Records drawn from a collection
_ _ _ _ _

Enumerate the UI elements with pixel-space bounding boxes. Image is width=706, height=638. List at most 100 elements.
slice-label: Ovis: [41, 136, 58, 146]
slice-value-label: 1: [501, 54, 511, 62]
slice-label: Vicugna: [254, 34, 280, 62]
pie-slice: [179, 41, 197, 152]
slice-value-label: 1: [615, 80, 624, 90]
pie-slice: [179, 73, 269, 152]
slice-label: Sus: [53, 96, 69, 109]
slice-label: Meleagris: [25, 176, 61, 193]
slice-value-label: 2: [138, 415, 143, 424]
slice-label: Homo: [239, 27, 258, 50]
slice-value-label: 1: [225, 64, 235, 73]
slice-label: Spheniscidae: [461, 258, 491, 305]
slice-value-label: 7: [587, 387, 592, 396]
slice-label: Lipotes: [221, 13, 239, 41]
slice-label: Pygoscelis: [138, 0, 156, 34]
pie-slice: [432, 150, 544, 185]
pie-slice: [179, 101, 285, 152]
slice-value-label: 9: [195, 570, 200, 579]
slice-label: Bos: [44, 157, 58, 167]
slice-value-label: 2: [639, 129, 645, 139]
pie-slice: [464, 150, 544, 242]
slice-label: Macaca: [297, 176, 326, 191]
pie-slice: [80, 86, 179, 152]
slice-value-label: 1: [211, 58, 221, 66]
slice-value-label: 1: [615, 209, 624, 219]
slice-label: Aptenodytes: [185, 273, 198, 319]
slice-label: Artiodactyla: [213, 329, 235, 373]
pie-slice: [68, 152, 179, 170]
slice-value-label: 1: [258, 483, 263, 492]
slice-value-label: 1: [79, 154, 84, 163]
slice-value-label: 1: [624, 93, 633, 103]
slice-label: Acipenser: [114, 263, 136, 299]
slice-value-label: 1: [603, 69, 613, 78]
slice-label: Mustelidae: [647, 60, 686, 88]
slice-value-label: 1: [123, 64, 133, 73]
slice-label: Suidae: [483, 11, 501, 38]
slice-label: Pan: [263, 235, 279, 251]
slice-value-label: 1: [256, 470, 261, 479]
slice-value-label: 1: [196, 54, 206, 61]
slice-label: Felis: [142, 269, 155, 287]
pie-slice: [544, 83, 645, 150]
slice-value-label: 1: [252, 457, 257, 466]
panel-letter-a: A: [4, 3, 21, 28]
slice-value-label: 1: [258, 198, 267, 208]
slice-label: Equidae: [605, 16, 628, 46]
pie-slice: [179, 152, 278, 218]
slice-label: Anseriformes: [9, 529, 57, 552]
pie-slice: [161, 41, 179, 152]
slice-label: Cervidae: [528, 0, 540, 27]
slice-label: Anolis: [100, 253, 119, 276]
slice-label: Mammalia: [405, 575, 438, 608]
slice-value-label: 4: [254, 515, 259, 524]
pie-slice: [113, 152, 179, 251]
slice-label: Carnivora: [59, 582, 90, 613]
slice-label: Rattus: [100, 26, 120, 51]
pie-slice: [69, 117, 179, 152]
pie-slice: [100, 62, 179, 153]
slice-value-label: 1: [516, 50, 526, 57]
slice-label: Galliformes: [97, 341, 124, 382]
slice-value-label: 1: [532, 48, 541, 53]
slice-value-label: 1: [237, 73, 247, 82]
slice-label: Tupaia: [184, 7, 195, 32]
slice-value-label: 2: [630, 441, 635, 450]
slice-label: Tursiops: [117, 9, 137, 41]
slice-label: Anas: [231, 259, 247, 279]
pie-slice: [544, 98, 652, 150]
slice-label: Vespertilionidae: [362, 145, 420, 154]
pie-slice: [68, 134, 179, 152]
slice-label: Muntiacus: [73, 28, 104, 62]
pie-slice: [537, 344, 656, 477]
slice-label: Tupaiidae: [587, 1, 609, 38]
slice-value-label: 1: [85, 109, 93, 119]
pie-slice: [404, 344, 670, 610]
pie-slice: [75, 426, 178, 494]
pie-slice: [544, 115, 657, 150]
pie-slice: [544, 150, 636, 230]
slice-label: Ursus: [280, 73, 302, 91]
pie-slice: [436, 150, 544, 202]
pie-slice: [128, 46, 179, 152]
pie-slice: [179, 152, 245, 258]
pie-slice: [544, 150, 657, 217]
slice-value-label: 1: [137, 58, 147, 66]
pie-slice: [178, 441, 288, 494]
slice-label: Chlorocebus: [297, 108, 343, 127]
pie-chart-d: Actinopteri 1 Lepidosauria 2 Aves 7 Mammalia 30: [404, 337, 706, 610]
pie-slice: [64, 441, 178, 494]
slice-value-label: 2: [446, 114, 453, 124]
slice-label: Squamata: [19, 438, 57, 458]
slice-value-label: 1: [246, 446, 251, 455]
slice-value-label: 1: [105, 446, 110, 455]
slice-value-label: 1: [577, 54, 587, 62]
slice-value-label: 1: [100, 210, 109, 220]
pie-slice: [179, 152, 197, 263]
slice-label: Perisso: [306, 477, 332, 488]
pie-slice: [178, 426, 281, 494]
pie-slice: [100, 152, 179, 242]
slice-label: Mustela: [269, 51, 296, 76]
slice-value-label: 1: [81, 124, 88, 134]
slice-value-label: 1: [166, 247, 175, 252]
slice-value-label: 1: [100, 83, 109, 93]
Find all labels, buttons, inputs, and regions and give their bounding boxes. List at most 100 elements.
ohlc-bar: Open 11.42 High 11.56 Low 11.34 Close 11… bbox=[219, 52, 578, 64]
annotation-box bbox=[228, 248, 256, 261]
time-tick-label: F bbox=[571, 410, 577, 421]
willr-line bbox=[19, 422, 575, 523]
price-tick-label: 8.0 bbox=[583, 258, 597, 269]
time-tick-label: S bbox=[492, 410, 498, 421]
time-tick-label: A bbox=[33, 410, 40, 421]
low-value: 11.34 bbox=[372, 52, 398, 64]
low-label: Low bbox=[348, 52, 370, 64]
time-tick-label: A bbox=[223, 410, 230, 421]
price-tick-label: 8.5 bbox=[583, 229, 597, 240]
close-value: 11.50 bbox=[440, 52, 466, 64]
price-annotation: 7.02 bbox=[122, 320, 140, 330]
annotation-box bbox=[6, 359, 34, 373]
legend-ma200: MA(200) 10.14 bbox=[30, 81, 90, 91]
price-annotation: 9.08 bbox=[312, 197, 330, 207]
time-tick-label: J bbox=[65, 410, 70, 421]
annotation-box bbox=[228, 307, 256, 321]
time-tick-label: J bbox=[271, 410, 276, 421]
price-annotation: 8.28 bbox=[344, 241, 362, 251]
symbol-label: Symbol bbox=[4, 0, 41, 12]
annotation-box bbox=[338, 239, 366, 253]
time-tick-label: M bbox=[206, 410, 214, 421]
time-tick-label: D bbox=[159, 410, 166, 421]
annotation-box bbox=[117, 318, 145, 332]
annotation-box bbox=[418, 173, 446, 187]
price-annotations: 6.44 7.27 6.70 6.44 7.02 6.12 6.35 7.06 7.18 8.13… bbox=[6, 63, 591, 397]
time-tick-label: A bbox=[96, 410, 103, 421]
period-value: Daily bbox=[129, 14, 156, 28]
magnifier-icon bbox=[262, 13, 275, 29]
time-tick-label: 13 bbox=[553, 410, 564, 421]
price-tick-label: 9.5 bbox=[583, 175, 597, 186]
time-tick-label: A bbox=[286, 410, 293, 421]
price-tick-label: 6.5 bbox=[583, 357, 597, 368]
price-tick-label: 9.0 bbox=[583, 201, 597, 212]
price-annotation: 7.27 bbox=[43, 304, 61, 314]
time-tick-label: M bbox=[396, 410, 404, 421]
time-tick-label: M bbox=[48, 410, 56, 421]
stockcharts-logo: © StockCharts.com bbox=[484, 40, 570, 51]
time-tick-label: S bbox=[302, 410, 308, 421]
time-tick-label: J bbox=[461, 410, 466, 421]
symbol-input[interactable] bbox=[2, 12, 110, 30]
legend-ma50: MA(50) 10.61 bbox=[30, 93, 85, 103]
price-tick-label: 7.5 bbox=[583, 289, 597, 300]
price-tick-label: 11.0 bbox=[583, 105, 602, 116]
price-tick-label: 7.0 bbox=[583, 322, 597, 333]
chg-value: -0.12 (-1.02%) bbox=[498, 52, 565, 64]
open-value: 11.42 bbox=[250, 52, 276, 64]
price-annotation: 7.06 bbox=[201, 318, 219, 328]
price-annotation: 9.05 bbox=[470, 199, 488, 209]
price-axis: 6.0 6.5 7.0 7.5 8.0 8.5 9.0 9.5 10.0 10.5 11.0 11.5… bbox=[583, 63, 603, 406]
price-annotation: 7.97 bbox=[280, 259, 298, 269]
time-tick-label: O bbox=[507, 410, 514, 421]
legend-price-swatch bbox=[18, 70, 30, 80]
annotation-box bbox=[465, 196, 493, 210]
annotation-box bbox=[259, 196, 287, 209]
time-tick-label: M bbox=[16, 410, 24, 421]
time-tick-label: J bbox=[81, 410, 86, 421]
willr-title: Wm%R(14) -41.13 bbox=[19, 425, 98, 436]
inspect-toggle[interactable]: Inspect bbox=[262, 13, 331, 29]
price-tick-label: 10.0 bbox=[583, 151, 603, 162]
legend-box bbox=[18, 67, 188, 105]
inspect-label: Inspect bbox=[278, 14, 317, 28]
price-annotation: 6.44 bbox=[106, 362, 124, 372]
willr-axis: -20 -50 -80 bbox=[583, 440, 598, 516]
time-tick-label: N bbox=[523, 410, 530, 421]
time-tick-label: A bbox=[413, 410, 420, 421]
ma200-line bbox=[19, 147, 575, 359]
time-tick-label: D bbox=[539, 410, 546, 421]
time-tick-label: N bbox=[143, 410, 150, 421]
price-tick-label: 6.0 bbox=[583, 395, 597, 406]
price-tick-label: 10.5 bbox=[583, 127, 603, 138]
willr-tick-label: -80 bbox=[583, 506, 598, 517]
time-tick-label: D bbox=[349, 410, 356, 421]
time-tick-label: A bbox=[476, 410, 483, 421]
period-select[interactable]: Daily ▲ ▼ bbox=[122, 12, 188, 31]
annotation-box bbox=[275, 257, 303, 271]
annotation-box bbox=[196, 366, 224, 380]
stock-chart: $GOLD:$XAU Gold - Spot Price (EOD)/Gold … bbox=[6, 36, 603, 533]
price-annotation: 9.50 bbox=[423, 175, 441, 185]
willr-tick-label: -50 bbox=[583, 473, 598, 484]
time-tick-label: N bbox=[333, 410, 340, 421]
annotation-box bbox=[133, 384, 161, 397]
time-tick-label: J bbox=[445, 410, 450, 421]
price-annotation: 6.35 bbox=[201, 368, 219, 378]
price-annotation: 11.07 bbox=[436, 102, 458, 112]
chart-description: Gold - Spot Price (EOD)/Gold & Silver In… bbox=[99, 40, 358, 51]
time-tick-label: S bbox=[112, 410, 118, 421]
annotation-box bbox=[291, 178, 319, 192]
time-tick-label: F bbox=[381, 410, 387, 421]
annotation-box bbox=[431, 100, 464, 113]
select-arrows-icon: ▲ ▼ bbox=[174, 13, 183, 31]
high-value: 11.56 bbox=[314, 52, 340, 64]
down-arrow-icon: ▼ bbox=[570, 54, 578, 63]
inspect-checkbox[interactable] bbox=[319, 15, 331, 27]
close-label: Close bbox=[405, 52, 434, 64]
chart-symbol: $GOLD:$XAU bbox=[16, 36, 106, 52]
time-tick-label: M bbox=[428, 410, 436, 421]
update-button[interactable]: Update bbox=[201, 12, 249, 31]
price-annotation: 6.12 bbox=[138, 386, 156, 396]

_ _ _ _ _

Please reproduce the records word for word, from their very first line through the line containing "slice-label: Vicugna: [254, 34, 280, 62]", including that line.

Enumerate the UI elements with pixel-space bounding boxes. Image is width=706, height=638. List at most 100 elements.
slice-label: Ovis: [41, 136, 58, 146]
slice-value-label: 1: [501, 54, 511, 62]
slice-label: Vicugna: [254, 34, 280, 62]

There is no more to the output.